(Dataset entries on figures)
"""
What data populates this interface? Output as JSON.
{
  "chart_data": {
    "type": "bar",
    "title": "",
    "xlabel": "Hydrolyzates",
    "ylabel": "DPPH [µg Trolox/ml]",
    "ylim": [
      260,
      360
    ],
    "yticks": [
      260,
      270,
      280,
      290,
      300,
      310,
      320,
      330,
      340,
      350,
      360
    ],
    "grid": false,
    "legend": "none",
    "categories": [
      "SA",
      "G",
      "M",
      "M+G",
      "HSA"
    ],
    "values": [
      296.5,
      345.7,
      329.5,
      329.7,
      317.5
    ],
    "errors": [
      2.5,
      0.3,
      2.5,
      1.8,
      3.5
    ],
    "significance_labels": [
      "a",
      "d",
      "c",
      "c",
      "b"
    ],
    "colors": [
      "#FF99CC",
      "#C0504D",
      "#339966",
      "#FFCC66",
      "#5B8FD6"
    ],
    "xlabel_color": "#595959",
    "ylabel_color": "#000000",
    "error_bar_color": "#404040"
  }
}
"""
Work to complete ->
Reproduce the data in full, exactly as presented.

Result for this task ->
What data populates this interface? Output as JSON.
{
  "chart_data": {
    "type": "bar",
    "title": "",
    "xlabel": "Hydrolyzates",
    "ylabel": "DPPH [µg Trolox/ml]",
    "ylim": [
      260,
      360
    ],
    "yticks": [
      260,
      270,
      280,
      290,
      300,
      310,
      320,
      330,
      340,
      350,
      360
    ],
    "grid": false,
    "legend": "none",
    "categories": [
      "SA",
      "G",
      "M",
      "M+G",
      "HSA"
    ],
    "values": [
      296.5,
      345.7,
      329.5,
      329.7,
      317.5
    ],
    "errors": [
      2.5,
      0.3,
      2.5,
      1.8,
      3.5
    ],
    "significance_labels": [
      "a",
      "d",
      "c",
      "c",
      "b"
    ],
    "colors": [
      "#FF99CC",
      "#C0504D",
      "#339966",
      "#FFCC66",
      "#5B8FD6"
    ],
    "xlabel_color": "#595959",
    "ylabel_color": "#000000",
    "error_bar_color": "#404040"
  }
}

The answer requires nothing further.